(Rows from a dataset)
------------

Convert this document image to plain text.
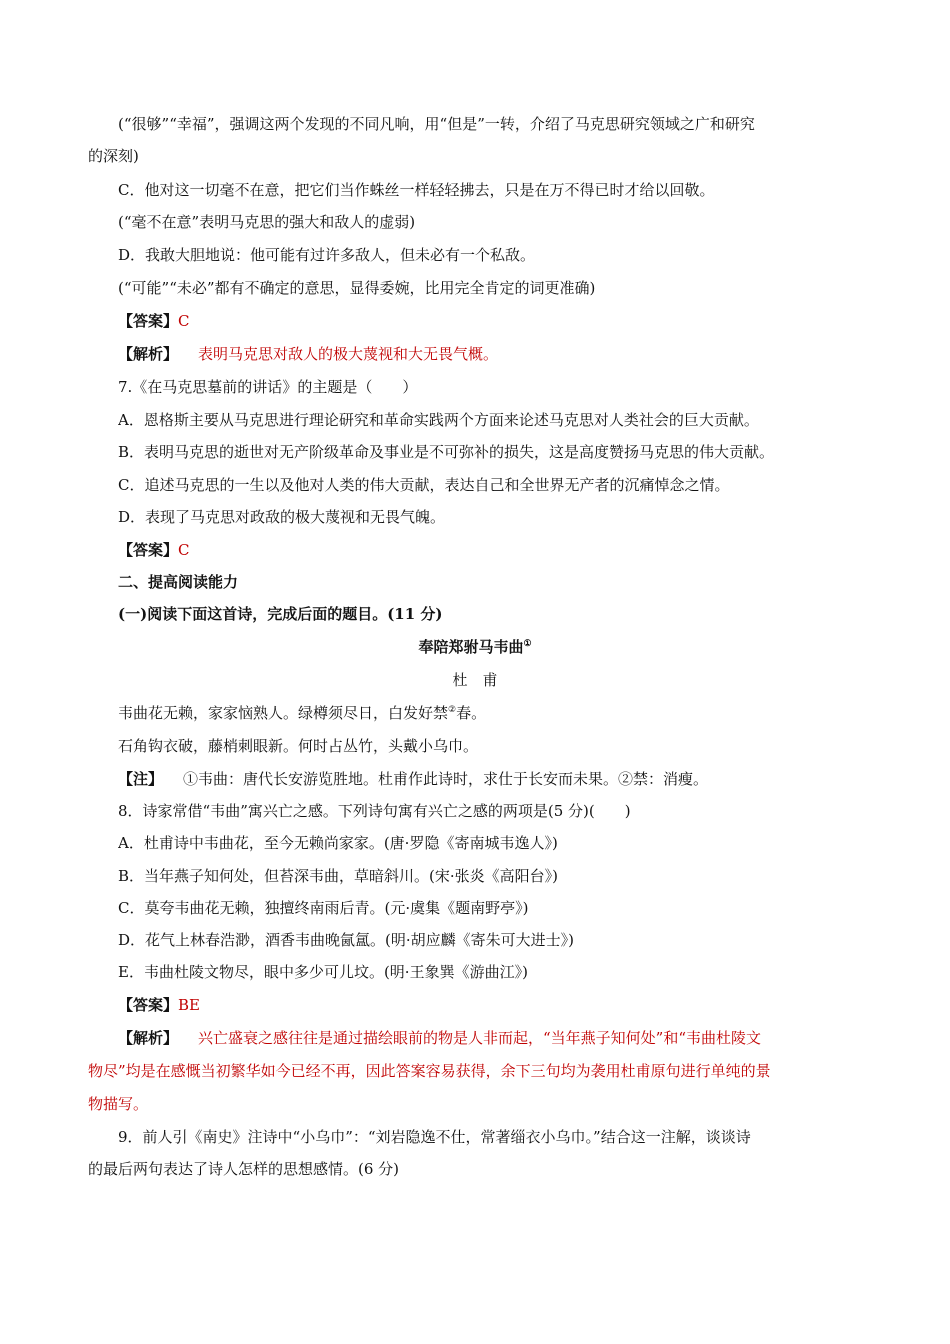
(“很够”“幸福”，强调这两个发现的不同凡响，用“但是”一转，介绍了马克思研究领域之广和研究
的深刻)
C．他对这一切毫不在意，把它们当作蛛丝一样轻轻拂去，只是在万不得已时才给以回敬。
(“毫不在意”表明马克思的强大和敌人的虚弱)
D．我敢大胆地说：他可能有过许多敌人，但未必有一个私敌。
(“可能”“未必”都有不确定的意思，显得委婉，比用完全肯定的词更准确)
【答案】C
【解析】 表明马克思对敌人的极大蔑视和大无畏气概。
7.《在马克思墓前的讲话》的主题是（　　）
A．恩格斯主要从马克思进行理论研究和革命实践两个方面来论述马克思对人类社会的巨大贡献。
B．表明马克思的逝世对无产阶级革命及事业是不可弥补的损失，这是高度赞扬马克思的伟大贡献。
C．追述马克思的一生以及他对人类的伟大贡献，表达自己和全世界无产者的沉痛悼念之情。
D．表现了马克思对政敌的极大蔑视和无畏气魄。
【答案】C
二、提高阅读能力
(一)阅读下面这首诗，完成后面的题目。(11 分)
奉陪郑驸马韦曲①
杜　甫
韦曲花无赖，家家恼熟人。绿樽须尽日，白发好禁②春。
石角钩衣破，藤梢刺眼新。何时占丛竹，头戴小乌巾。
【注】 ①韦曲：唐代长安游览胜地。杜甫作此诗时，求仕于长安而未果。②禁：消瘦。
8．诗家常借“韦曲”寓兴亡之感。下列诗句寓有兴亡之感的两项是(5 分)(　　)
A．杜甫诗中韦曲花，至今无赖尚家家。(唐·罗隐《寄南城韦逸人》)
B．当年燕子知何处，但苔深韦曲，草暗斜川。(宋·张炎《高阳台》)
C．莫夸韦曲花无赖，独擅终南雨后青。(元·虞集《题南野亭》)
D．花气上林春浩渺，酒香韦曲晚氤氲。(明·胡应麟《寄朱可大进士》)
E．韦曲杜陵文物尽，眼中多少可儿坟。(明·王象巽《游曲江》)
【答案】BE
【解析】 兴亡盛衰之感往往是通过描绘眼前的物是人非而起，“当年燕子知何处”和“韦曲杜陵文
物尽”均是在感慨当初繁华如今已经不再，因此答案容易获得，余下三句均为袭用杜甫原句进行单纯的景
物描写。
9．前人引《南史》注诗中“小乌巾”：“刘岩隐逸不仕，常著缁衣小乌巾。”结合这一注解，谈谈诗
的最后两句表达了诗人怎样的思想感情。(6 分)
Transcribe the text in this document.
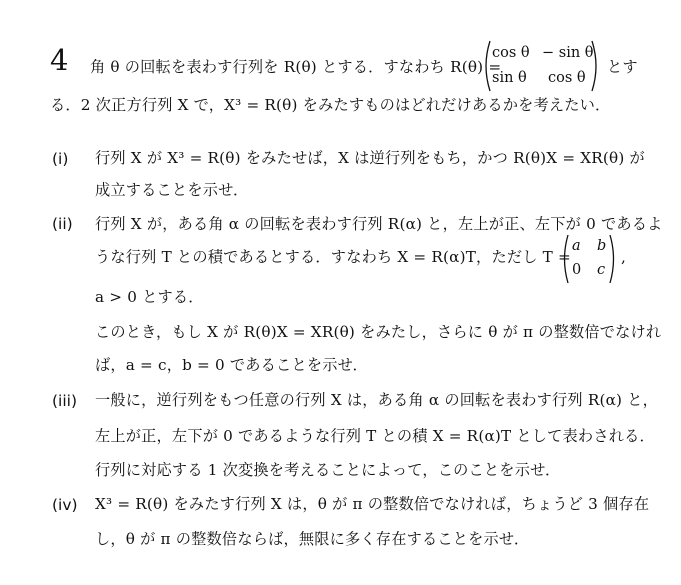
4 角 θ の回転を表わす行列を R(θ) とする．すなわち R(θ) =
cos θ − sin θ
sin θ cos θ
とす
る．2 次正方行列 X で，X³ = R(θ) をみたすものはどれだけあるかを考えたい．
(i) 行列 X が X³ = R(θ) をみたせば，X は逆行列をもち，かつ R(θ)X = XR(θ) が
成立することを示せ．
(ii) 行列 X が，ある角 α の回転を表わす行列 R(α) と，左上が正、左下が 0 であるよ
うな行列 T との積であるとする．すなわち X = R(α)T，ただし T =
a b
0 c
,
a > 0 とする．
このとき，もし X が R(θ)X = XR(θ) をみたし，さらに θ が π の整数倍でなけれ
ば，a = c，b = 0 であることを示せ．
(iii) 一般に，逆行列をもつ任意の行列 X は，ある角 α の回転を表わす行列 R(α) と，
左上が正，左下が 0 であるような行列 T との積 X = R(α)T として表わされる．
行列に対応する 1 次変換を考えることによって，このことを示せ．
(iv) X³ = R(θ) をみたす行列 X は，θ が π の整数倍でなければ，ちょうど 3 個存在
し，θ が π の整数倍ならば，無限に多く存在することを示せ．
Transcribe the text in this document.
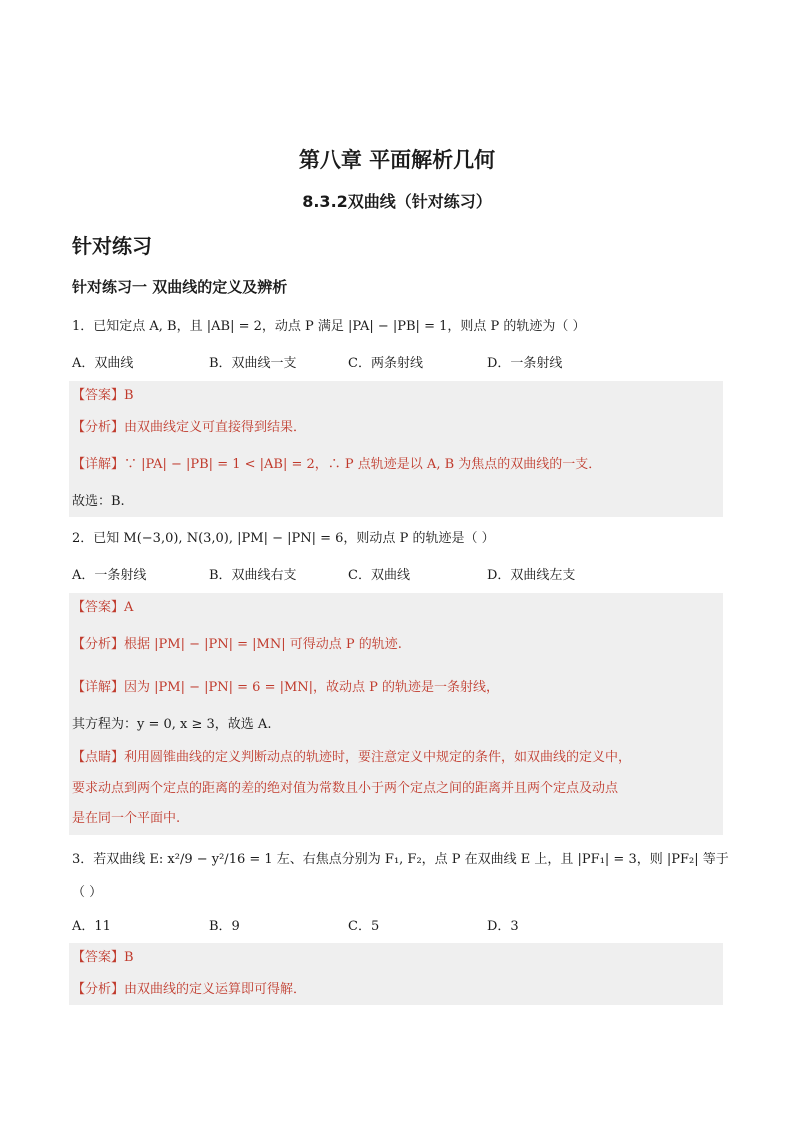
第八章 平面解析几何
8.3.2双曲线（针对练习）
针对练习
针对练习一 双曲线的定义及辨析
1．已知定点 A, B，且 |AB| = 2，动点 P 满足 |PA| − |PB| = 1，则点 P 的轨迹为（ ）
A．双曲线	B．双曲线一支	C．两条射线	D．一条射线
【答案】B
【分析】由双曲线定义可直接得到结果．
【详解】∵ |PA| − |PB| = 1 < |AB| = 2，∴ P 点轨迹是以 A, B 为焦点的双曲线的一支．
故选：B.
2．已知 M(−3,0), N(3,0), |PM| − |PN| = 6，则动点 P 的轨迹是（ ）
A．一条射线	B．双曲线右支	C．双曲线	D．双曲线左支
【答案】A
【分析】根据 |PM| − |PN| = |MN| 可得动点 P 的轨迹.
【详解】因为 |PM| − |PN| = 6 = |MN|，故动点 P 的轨迹是一条射线，
其方程为：y = 0, x ≥ 3，故选 A.
【点睛】利用圆锥曲线的定义判断动点的轨迹时，要注意定义中规定的条件，如双曲线的定义中，
要求动点到两个定点的距离的差的绝对值为常数且小于两个定点之间的距离并且两个定点及动点
是在同一个平面中.
3．若双曲线 E: x²/9 − y²/16 = 1 左、右焦点分别为 F₁, F₂，点 P 在双曲线 E 上，且 |PF₁| = 3，则 |PF₂| 等于
（ ）
A．11	B．9	C．5	D．3
【答案】B
【分析】由双曲线的定义运算即可得解．
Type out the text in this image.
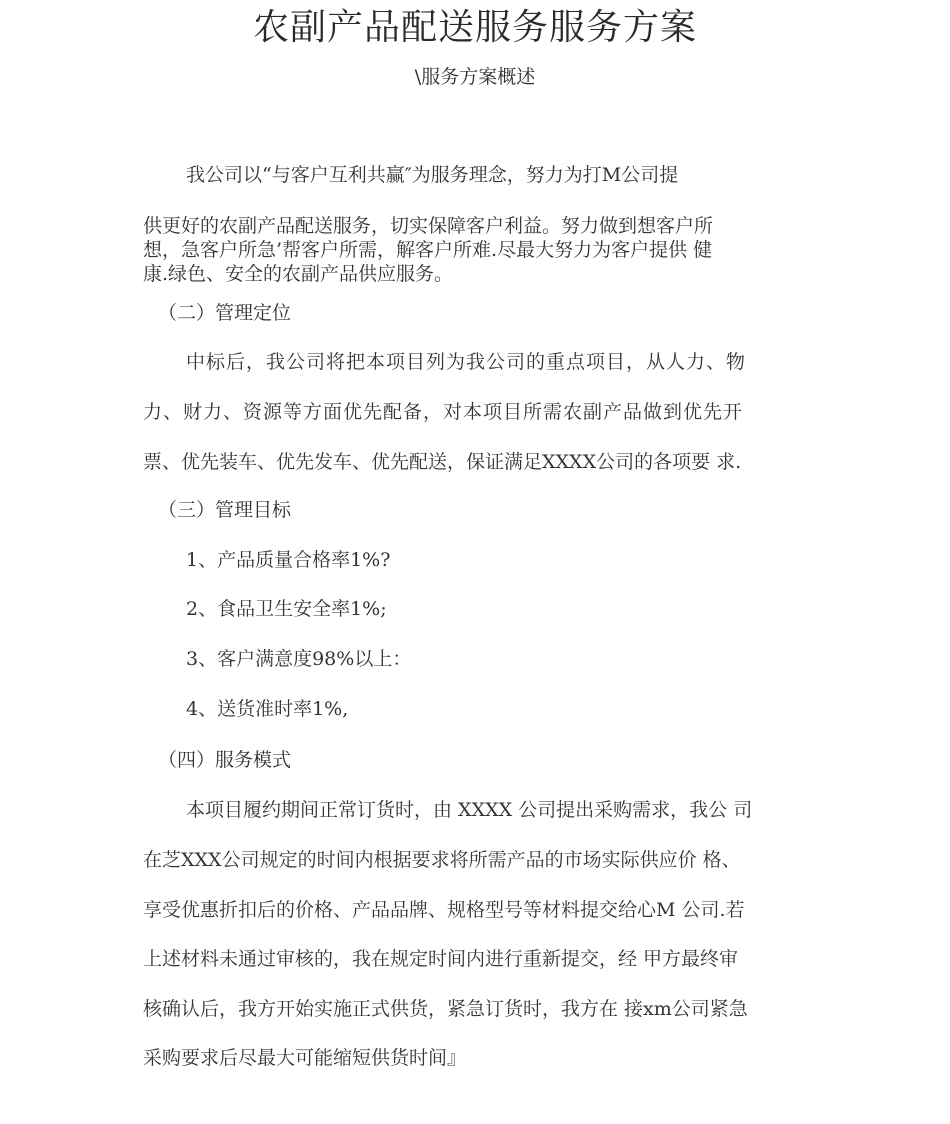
农副产品配送服务服务方案
\服务方案概述
我公司以“与客户互利共赢″为服务理念，努力为打M公司提
供更好的农副产品配送服务，切实保障客户利益。努力做到想客户所
想，急客户所急’帮客户所需，解客户所难.尽最大努力为客户提供 健
康.绿色、安全的农副产品供应服务。
（二）管理定位
中标后，我公司将把本项目列为我公司的重点项目，从人力、物
力、财力、资源等方面优先配备，对本项目所需农副产品做到优先开
票、优先装车、优先发车、优先配送，保证满足XXXX公司的各项要 求.
（三）管理目标
1、产品质量合格率1%?
2、食品卫生安全率1%;
3、客户满意度98%以上：
4、送货准时率1%,
（四）服务模式
本项目履约期间正常订货时，由 XXXX 公司提出采购需求，我公 司
在芝XXX公司规定的时间内根据要求将所需产品的市场实际供应价 格、
享受优惠折扣后的价格、产品品牌、规格型号等材料提交给心M 公司.若
上述材料未通过审核的，我在规定时间内进行重新提交，经 甲方最终审
核确认后，我方开始实施正式供货，紧急订货时，我方在 接xm公司紧急
采购要求后尽最大可能缩短供货时间』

------------

> **TASK PROMPT**
Except for the pictures, copy every line of the records above exactly.

> **WRITTEN SOLUTION**
Convert this document image to plain text.
(“很够”“幸福”，强调这两个发现的不同凡响，用“但是”一转，介绍了马克思研究领域之广和研究
的深刻)
C．他对这一切毫不在意，把它们当作蛛丝一样轻轻拂去，只是在万不得已时才给以回敬。
(“毫不在意”表明马克思的强大和敌人的虚弱)
D．我敢大胆地说：他可能有过许多敌人，但未必有一个私敌。
(“可能”“未必”都有不确定的意思，显得委婉，比用完全肯定的词更准确)
【答案】C
【解析】 表明马克思对敌人的极大蔑视和大无畏气概。
7.《在马克思墓前的讲话》的主题是（　　）
A．恩格斯主要从马克思进行理论研究和革命实践两个方面来论述马克思对人类社会的巨大贡献。
B．表明马克思的逝世对无产阶级革命及事业是不可弥补的损失，这是高度赞扬马克思的伟大贡献。
C．追述马克思的一生以及他对人类的伟大贡献，表达自己和全世界无产者的沉痛悼念之情。
D．表现了马克思对政敌的极大蔑视和无畏气魄。
【答案】C
二、提高阅读能力
(一)阅读下面这首诗，完成后面的题目。(11 分)
奉陪郑驸马韦曲①
杜　甫
韦曲花无赖，家家恼熟人。绿樽须尽日，白发好禁②春。
石角钩衣破，藤梢刺眼新。何时占丛竹，头戴小乌巾。
【注】 ①韦曲：唐代长安游览胜地。杜甫作此诗时，求仕于长安而未果。②禁：消瘦。
8．诗家常借“韦曲”寓兴亡之感。下列诗句寓有兴亡之感的两项是(5 分)(　　)
A．杜甫诗中韦曲花，至今无赖尚家家。(唐·罗隐《寄南城韦逸人》)
B．当年燕子知何处，但苔深韦曲，草暗斜川。(宋·张炎《高阳台》)
C．莫夸韦曲花无赖，独擅终南雨后青。(元·虞集《题南野亭》)
D．花气上林春浩渺，酒香韦曲晚氤氲。(明·胡应麟《寄朱可大进士》)
E．韦曲杜陵文物尽，眼中多少可儿坟。(明·王象巽《游曲江》)
【答案】BE
【解析】 兴亡盛衰之感往往是通过描绘眼前的物是人非而起，“当年燕子知何处”和“韦曲杜陵文
物尽”均是在感慨当初繁华如今已经不再，因此答案容易获得，余下三句均为袭用杜甫原句进行单纯的景
物描写。
9．前人引《南史》注诗中“小乌巾”：“刘岩隐逸不仕，常著缁衣小乌巾。”结合这一注解，谈谈诗
的最后两句表达了诗人怎样的思想感情。(6 分)
Transcribe the text in this document.
4 角 θ の回転を表わす行列を R(θ) とする．すなわち R(θ) =
cos θ − sin θ
sin θ cos θ
とす
る．2 次正方行列 X で，X³ = R(θ) をみたすものはどれだけあるかを考えたい．
(i) 行列 X が X³ = R(θ) をみたせば，X は逆行列をもち，かつ R(θ)X = XR(θ) が
成立することを示せ．
(ii) 行列 X が，ある角 α の回転を表わす行列 R(α) と，左上が正、左下が 0 であるよ
うな行列 T との積であるとする．すなわち X = R(α)T，ただし T =
a b
0 c
,
a > 0 とする．
このとき，もし X が R(θ)X = XR(θ) をみたし，さらに θ が π の整数倍でなけれ
ば，a = c，b = 0 であることを示せ．
(iii) 一般に，逆行列をもつ任意の行列 X は，ある角 α の回転を表わす行列 R(α) と，
左上が正，左下が 0 であるような行列 T との積 X = R(α)T として表わされる．
行列に対応する 1 次変換を考えることによって，このことを示せ．
(iv) X³ = R(θ) をみたす行列 X は，θ が π の整数倍でなければ，ちょうど 3 個存在
し，θ が π の整数倍ならば，無限に多く存在することを示せ．
Transcribe the text in this document.
第八章 平面解析几何
8.3.2双曲线（针对练习）
针对练习
针对练习一 双曲线的定义及辨析
1．已知定点 A, B，且 |AB| = 2，动点 P 满足 |PA| − |PB| = 1，则点 P 的轨迹为（ ）
A．双曲线	B．双曲线一支	C．两条射线	D．一条射线
【答案】B
【分析】由双曲线定义可直接得到结果．
【详解】∵ |PA| − |PB| = 1 < |AB| = 2，∴ P 点轨迹是以 A, B 为焦点的双曲线的一支．
故选：B.
2．已知 M(−3,0), N(3,0), |PM| − |PN| = 6，则动点 P 的轨迹是（ ）
A．一条射线	B．双曲线右支	C．双曲线	D．双曲线左支
【答案】A
【分析】根据 |PM| − |PN| = |MN| 可得动点 P 的轨迹.
【详解】因为 |PM| − |PN| = 6 = |MN|，故动点 P 的轨迹是一条射线，
其方程为：y = 0, x ≥ 3，故选 A.
【点睛】利用圆锥曲线的定义判断动点的轨迹时，要注意定义中规定的条件，如双曲线的定义中，
要求动点到两个定点的距离的差的绝对值为常数且小于两个定点之间的距离并且两个定点及动点
是在同一个平面中.
3．若双曲线 E: x²/9 − y²/16 = 1 左、右焦点分别为 F₁, F₂，点 P 在双曲线 E 上，且 |PF₁| = 3，则 |PF₂| 等于
（ ）
A．11	B．9	C．5	D．3
【答案】B
【分析】由双曲线的定义运算即可得解．
Type out the text in this image.
农副产品配送服务服务方案
\服务方案概述
我公司以“与客户互利共赢″为服务理念，努力为打M公司提
供更好的农副产品配送服务，切实保障客户利益。努力做到想客户所
想，急客户所急’帮客户所需，解客户所难.尽最大努力为客户提供 健
康.绿色、安全的农副产品供应服务。
（二）管理定位
中标后，我公司将把本项目列为我公司的重点项目，从人力、物
力、财力、资源等方面优先配备，对本项目所需农副产品做到优先开
票、优先装车、优先发车、优先配送，保证满足XXXX公司的各项要 求.
（三）管理目标
1、产品质量合格率1%?
2、食品卫生安全率1%;
3、客户满意度98%以上：
4、送货准时率1%,
（四）服务模式
本项目履约期间正常订货时，由 XXXX 公司提出采购需求，我公 司
在芝XXX公司规定的时间内根据要求将所需产品的市场实际供应价 格、
享受优惠折扣后的价格、产品品牌、规格型号等材料提交给心M 公司.若
上述材料未通过审核的，我在规定时间内进行重新提交，经 甲方最终审
核确认后，我方开始实施正式供货，紧急订货时，我方在 接xm公司紧急
采购要求后尽最大可能缩短供货时间』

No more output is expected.